## Set exercise
Transcribe the records below exactly.

## A run of records
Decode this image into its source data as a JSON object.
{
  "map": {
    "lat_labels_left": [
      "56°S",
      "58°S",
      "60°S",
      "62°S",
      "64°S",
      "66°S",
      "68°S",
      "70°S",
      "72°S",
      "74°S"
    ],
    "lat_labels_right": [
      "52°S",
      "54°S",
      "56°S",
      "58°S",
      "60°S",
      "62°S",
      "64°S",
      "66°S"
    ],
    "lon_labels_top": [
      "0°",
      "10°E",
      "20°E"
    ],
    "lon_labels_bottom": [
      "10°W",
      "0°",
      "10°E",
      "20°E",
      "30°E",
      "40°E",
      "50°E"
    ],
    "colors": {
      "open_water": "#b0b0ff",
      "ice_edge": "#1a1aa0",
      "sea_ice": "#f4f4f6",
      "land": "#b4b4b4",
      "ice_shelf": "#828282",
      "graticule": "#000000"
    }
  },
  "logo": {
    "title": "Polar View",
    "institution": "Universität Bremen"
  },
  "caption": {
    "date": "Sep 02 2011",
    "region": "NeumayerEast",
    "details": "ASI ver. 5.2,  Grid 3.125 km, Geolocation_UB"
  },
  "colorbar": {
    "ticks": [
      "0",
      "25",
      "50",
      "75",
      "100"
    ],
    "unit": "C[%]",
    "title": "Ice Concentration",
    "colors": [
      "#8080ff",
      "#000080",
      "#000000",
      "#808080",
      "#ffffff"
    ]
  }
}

## Result of this exercise
Decode this image into its source data as a JSON object.
{
  "map": {
    "lat_labels_left": [
      "56°S",
      "58°S",
      "60°S",
      "62°S",
      "64°S",
      "66°S",
      "68°S",
      "70°S",
      "72°S",
      "74°S"
    ],
    "lat_labels_right": [
      "52°S",
      "54°S",
      "56°S",
      "58°S",
      "60°S",
      "62°S",
      "64°S",
      "66°S"
    ],
    "lon_labels_top": [
      "0°",
      "10°E",
      "20°E"
    ],
    "lon_labels_bottom": [
      "10°W",
      "0°",
      "10°E",
      "20°E",
      "30°E",
      "40°E",
      "50°E"
    ],
    "colors": {
      "open_water": "#b0b0ff",
      "ice_edge": "#1a1aa0",
      "sea_ice": "#f4f4f6",
      "land": "#b4b4b4",
      "ice_shelf": "#828282",
      "graticule": "#000000"
    }
  },
  "logo": {
    "title": "Polar View",
    "institution": "Universität Bremen"
  },
  "caption": {
    "date": "Sep 02 2011",
    "region": "NeumayerEast",
    "details": "ASI ver. 5.2,  Grid 3.125 km, Geolocation_UB"
  },
  "colorbar": {
    "ticks": [
      "0",
      "25",
      "50",
      "75",
      "100"
    ],
    "unit": "C[%]",
    "title": "Ice Concentration",
    "colors": [
      "#8080ff",
      "#000080",
      "#000000",
      "#808080",
      "#ffffff"
    ]
  }
}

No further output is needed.